* MATERIAL FOR THIS EXERCISE:
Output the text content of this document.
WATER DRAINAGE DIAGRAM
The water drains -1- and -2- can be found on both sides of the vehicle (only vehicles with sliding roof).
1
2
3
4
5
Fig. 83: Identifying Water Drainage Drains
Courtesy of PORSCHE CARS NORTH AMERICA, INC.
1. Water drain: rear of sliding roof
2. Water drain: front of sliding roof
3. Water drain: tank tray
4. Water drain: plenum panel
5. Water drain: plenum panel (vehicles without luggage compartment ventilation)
...
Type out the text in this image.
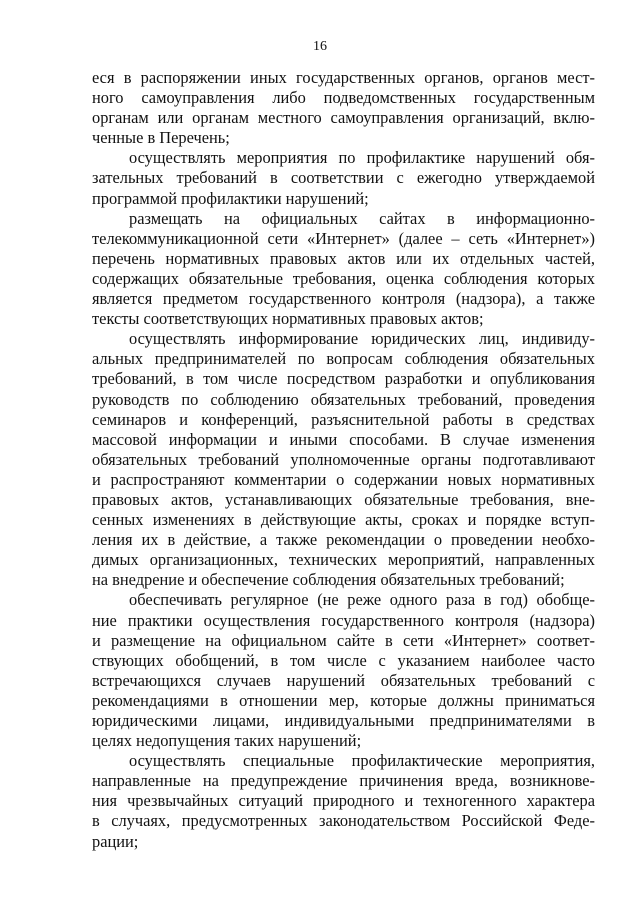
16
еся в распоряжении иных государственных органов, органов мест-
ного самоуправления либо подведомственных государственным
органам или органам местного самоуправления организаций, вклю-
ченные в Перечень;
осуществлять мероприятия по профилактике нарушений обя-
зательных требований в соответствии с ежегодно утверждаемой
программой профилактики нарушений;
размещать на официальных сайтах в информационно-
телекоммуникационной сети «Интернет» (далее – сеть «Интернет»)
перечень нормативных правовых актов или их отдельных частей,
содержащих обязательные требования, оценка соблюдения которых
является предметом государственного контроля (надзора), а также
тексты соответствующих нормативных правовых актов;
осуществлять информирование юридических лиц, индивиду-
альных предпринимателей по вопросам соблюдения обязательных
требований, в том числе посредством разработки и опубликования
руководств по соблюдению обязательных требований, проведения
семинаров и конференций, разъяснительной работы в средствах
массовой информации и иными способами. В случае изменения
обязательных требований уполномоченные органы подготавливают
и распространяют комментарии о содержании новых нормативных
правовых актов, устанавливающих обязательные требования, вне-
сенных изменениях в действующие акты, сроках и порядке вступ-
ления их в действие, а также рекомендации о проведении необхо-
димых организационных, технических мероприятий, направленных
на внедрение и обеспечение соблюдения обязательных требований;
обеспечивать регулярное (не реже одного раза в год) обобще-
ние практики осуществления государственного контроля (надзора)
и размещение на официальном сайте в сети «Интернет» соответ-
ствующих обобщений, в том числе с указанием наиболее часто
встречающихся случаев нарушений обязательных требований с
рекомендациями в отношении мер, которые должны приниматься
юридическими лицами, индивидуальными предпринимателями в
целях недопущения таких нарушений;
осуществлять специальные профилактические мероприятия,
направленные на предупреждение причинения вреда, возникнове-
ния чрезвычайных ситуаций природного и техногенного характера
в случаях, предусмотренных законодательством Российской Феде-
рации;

* PROBLEM: All lines in the data that contain the word "text" should be copied.

* TASK ANSWER:
Output the text content of this document.
Type out the text in this image.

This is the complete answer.